___ Zapisane dane
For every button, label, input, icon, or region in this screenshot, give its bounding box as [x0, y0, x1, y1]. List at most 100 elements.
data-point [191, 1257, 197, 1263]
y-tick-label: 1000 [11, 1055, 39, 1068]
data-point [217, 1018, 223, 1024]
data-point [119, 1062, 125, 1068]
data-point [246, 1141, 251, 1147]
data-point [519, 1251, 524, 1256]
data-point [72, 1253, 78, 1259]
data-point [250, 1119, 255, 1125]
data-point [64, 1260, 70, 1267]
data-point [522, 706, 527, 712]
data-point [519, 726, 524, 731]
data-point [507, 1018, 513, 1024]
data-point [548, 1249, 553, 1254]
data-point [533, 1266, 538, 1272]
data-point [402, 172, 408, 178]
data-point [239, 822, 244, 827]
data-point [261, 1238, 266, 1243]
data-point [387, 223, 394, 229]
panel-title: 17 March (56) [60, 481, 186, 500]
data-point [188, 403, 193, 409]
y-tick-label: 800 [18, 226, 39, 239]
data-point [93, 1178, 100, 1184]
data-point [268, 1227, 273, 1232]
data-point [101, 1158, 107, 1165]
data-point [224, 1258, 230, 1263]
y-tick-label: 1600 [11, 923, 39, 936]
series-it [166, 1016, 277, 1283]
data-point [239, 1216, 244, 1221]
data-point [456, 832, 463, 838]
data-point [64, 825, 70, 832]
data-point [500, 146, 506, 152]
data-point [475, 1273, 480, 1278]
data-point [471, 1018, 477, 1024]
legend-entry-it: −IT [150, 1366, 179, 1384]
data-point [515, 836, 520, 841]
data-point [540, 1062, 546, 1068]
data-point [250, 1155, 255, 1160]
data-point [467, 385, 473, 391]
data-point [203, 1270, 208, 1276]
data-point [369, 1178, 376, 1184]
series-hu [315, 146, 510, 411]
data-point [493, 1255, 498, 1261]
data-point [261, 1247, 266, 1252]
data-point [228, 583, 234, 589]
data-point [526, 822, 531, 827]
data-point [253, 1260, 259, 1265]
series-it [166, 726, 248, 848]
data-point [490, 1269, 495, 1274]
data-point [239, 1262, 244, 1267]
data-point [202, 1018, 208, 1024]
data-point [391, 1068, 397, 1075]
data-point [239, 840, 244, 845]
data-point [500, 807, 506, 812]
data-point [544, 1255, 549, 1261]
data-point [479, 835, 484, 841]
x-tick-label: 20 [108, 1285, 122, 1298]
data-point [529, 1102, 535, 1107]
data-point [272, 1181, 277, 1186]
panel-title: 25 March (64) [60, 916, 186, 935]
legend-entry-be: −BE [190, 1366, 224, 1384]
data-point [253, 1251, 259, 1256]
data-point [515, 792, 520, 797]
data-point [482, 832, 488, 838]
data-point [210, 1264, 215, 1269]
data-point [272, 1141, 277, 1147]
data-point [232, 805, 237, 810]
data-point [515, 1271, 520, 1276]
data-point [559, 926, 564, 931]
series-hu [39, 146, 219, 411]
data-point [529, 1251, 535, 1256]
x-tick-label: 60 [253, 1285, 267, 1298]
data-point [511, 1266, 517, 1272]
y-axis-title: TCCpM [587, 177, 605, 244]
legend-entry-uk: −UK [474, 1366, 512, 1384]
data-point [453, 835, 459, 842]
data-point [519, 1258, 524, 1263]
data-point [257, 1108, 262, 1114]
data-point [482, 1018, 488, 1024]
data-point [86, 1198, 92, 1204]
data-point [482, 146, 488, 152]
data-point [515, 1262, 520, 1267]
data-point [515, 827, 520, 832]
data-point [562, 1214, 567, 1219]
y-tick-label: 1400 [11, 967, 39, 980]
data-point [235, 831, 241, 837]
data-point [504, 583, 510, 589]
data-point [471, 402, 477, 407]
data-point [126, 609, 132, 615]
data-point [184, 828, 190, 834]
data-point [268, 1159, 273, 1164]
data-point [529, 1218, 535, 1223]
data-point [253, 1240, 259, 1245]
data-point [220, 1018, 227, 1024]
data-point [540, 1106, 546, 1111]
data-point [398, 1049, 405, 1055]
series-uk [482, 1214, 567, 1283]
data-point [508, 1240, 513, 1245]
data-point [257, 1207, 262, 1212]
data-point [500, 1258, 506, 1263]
______
Opis zadania:
Przedstaw wszystkie wiersze materiału powyżej jako tabelę Markdown z kolumnami Nr i Wiersz, w której Nr to kolejny numer wiersza. Puste wiersze pomiń.

Pełna odpowiedź:
| Nr | Wiersz |
|---|---|
| 1 | For every button, label, input, icon, or region in this screenshot, give its bounding box as [x0, y0, x1, y1]. List at most 100 elements. |
| 2 | data-point [191, 1257, 197, 1263] |
| 3 | y-tick-label: 1000 [11, 1055, 39, 1068] |
| 4 | data-point [217, 1018, 223, 1024] |
| 5 | data-point [119, 1062, 125, 1068] |
| 6 | data-point [246, 1141, 251, 1147] |
| 7 | data-point [519, 1251, 524, 1256] |
| 8 | data-point [72, 1253, 78, 1259] |
| 9 | data-point [250, 1119, 255, 1125] |
| 10 | data-point [64, 1260, 70, 1267] |
| 11 | data-point [522, 706, 527, 712] |
| 12 | data-point [519, 726, 524, 731] |
| 13 | data-point [507, 1018, 513, 1024] |
| 14 | data-point [548, 1249, 553, 1254] |
| 15 | data-point [533, 1266, 538, 1272] |
| 16 | data-point [402, 172, 408, 178] |
| 17 | data-point [239, 822, 244, 827] |
| 18 | data-point [261, 1238, 266, 1243] |
| 19 | data-point [387, 223, 394, 229] |
| 20 | panel-title: 17 March (56) [60, 481, 186, 500] |
| 21 | data-point [188, 403, 193, 409] |
| 22 | y-tick-label: 800 [18, 226, 39, 239] |
| 23 | data-point [93, 1178, 100, 1184] |
| 24 | data-point [268, 1227, 273, 1232] |
| 25 | data-point [101, 1158, 107, 1165] |
| 26 | data-point [224, 1258, 230, 1263] |
| 27 | y-tick-label: 1600 [11, 923, 39, 936] |
| 28 | series-it [166, 1016, 277, 1283] |
| 29 | data-point [239, 1216, 244, 1221] |
| 30 | data-point [456, 832, 463, 838] |
| 31 | data-point [64, 825, 70, 832] |
| 32 | data-point [500, 146, 506, 152] |
| 33 | data-point [475, 1273, 480, 1278] |
| 34 | data-point [471, 1018, 477, 1024] |
| 35 | legend-entry-it: −IT [150, 1366, 179, 1384] |
| 36 | data-point [515, 836, 520, 841] |
| 37 | data-point [540, 1062, 546, 1068] |
| 38 | data-point [250, 1155, 255, 1160] |
| 39 | data-point [467, 385, 473, 391] |
| 40 | data-point [203, 1270, 208, 1276] |
| 41 | data-point [369, 1178, 376, 1184] |
| 42 | series-hu [315, 146, 510, 411] |
| 43 | data-point [493, 1255, 498, 1261] |
| 44 | data-point [261, 1247, 266, 1252] |
| 45 | data-point [228, 583, 234, 589] |
| 46 | data-point [526, 822, 531, 827] |
| 47 | data-point [253, 1260, 259, 1265] |
| 48 | series-it [166, 726, 248, 848] |
| 49 | data-point [490, 1269, 495, 1274] |
| 50 | data-point [239, 1262, 244, 1267] |
| 51 | data-point [202, 1018, 208, 1024] |
| 52 | data-point [391, 1068, 397, 1075] |
| 53 | data-point [239, 840, 244, 845] |
| 54 | data-point [500, 807, 506, 812] |
| 55 | data-point [544, 1255, 549, 1261] |
| 56 | data-point [479, 835, 484, 841] |
| 57 | x-tick-label: 20 [108, 1285, 122, 1298] |
| 58 | data-point [529, 1102, 535, 1107] |
| 59 | data-point [272, 1181, 277, 1186] |
| 60 | panel-title: 25 March (64) [60, 916, 186, 935] |
| 61 | legend-entry-be: −BE [190, 1366, 224, 1384] |
| 62 | data-point [253, 1251, 259, 1256] |
| 63 | data-point [515, 792, 520, 797] |
| 64 | data-point [482, 832, 488, 838] |
| 65 | data-point [210, 1264, 215, 1269] |
| 66 | data-point [272, 1141, 277, 1147] |
| 67 | data-point [232, 805, 237, 810] |
| 68 | data-point [515, 1271, 520, 1276] |
| 69 | data-point [559, 926, 564, 931] |
| 70 | series-hu [39, 146, 219, 411] |
| 71 | data-point [529, 1251, 535, 1256] |
| 72 | x-tick-label: 60 [253, 1285, 267, 1298] |
| 73 | data-point [511, 1266, 517, 1272] |
| 74 | y-axis-title: TCCpM [587, 177, 605, 244] |
| 75 | legend-entry-uk: −UK [474, 1366, 512, 1384] |
| 76 | data-point [453, 835, 459, 842] |
| 77 | data-point [519, 1258, 524, 1263] |
| 78 | data-point [257, 1108, 262, 1114] |
| 79 | data-point [482, 1018, 488, 1024] |
| 80 | data-point [86, 1198, 92, 1204] |
| 81 | data-point [482, 146, 488, 152] |
| 82 | data-point [515, 1262, 520, 1267] |
| 83 | data-point [515, 827, 520, 832] |
| 84 | data-point [562, 1214, 567, 1219] |
| 85 | y-tick-label: 1400 [11, 967, 39, 980] |
| 86 | data-point [235, 831, 241, 837] |
| 87 | data-point [504, 583, 510, 589] |
| 88 | data-point [471, 402, 477, 407] |
| 89 | data-point [126, 609, 132, 615] |
| 90 | data-point [184, 828, 190, 834] |
| 91 | data-point [268, 1159, 273, 1164] |
| 92 | data-point [529, 1218, 535, 1223] |
| 93 | data-point [253, 1240, 259, 1245] |
| 94 | data-point [220, 1018, 227, 1024] |
| 95 | data-point [540, 1106, 546, 1111] |
| 96 | data-point [398, 1049, 405, 1055] |
| 97 | series-uk [482, 1214, 567, 1283] |
| 98 | data-point [508, 1240, 513, 1245] |
| 99 | data-point [257, 1207, 262, 1212] |
| 100 | data-point [500, 1258, 506, 1263] |